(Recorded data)
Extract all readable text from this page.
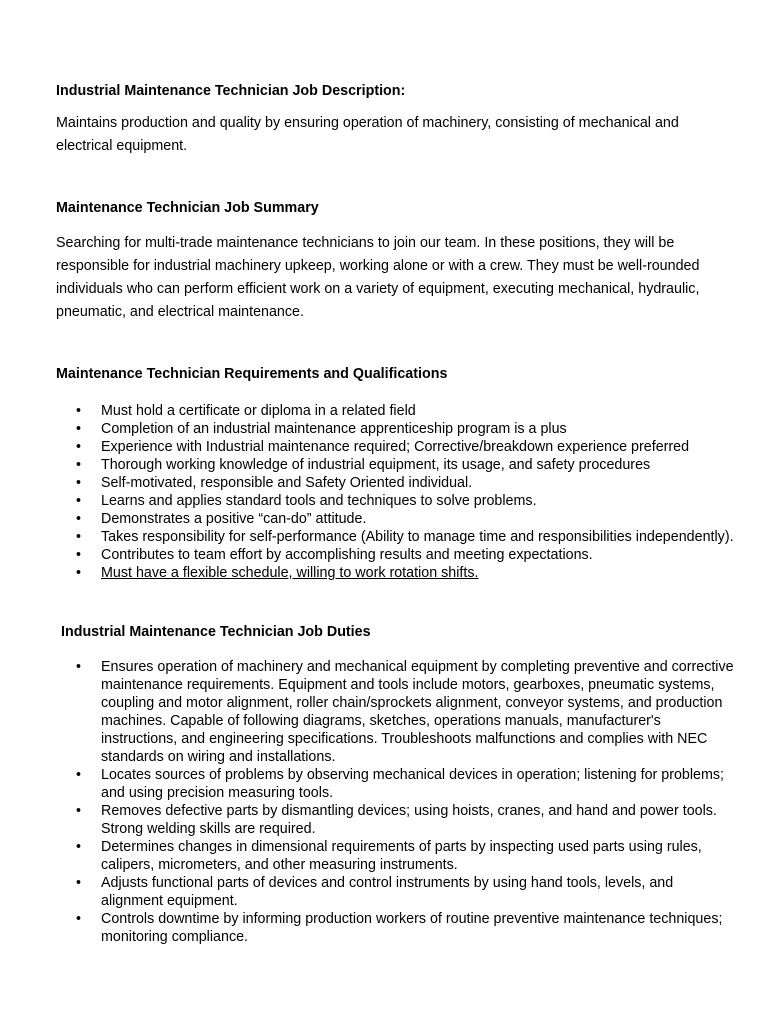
Industrial Maintenance Technician Job Description:
Maintains production and quality by ensuring operation of machinery, consisting of mechanical and electrical equipment.
Maintenance Technician Job Summary
Searching for multi-trade maintenance technicians to join our team. In these positions, they will be responsible for industrial machinery upkeep, working alone or with a crew. They must be well-rounded individuals who can perform efficient work on a variety of equipment, executing mechanical, hydraulic, pneumatic, and electrical maintenance.
Maintenance Technician Requirements and Qualifications
• Must hold a certificate or diploma in a related field
• Completion of an industrial maintenance apprenticeship program is a plus
• Experience with Industrial maintenance required; Corrective/breakdown experience preferred
• Thorough working knowledge of industrial equipment, its usage, and safety procedures
• Self-motivated, responsible and Safety Oriented individual.
• Learns and applies standard tools and techniques to solve problems.
• Demonstrates a positive “can-do” attitude.
• Takes responsibility for self-performance (Ability to manage time and responsibilities independently).
• Contributes to team effort by accomplishing results and meeting expectations.
• Must have a flexible schedule, willing to work rotation shifts.
Industrial Maintenance Technician Job Duties
• Ensures operation of machinery and mechanical equipment by completing preventive and corrective maintenance requirements. Equipment and tools include motors, gearboxes, pneumatic systems, coupling and motor alignment, roller chain/sprockets alignment, conveyor systems, and production machines. Capable of following diagrams, sketches, operations manuals, manufacturer's instructions, and engineering specifications. Troubleshoots malfunctions and complies with NEC standards on wiring and installations.
• Locates sources of problems by observing mechanical devices in operation; listening for problems; and using precision measuring tools.
• Removes defective parts by dismantling devices; using hoists, cranes, and hand and power tools. Strong welding skills are required.
• Determines changes in dimensional requirements of parts by inspecting used parts using rules, calipers, micrometers, and other measuring instruments.
• Adjusts functional parts of devices and control instruments by using hand tools, levels, and alignment equipment.
• Controls downtime by informing production workers of routine preventive maintenance techniques; monitoring compliance.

* _TASK TO CARRY OUT_:
Determine the count of lines in the data above with the string "hand" in them, and give that count alone.

* _FINAL RESULT_:
2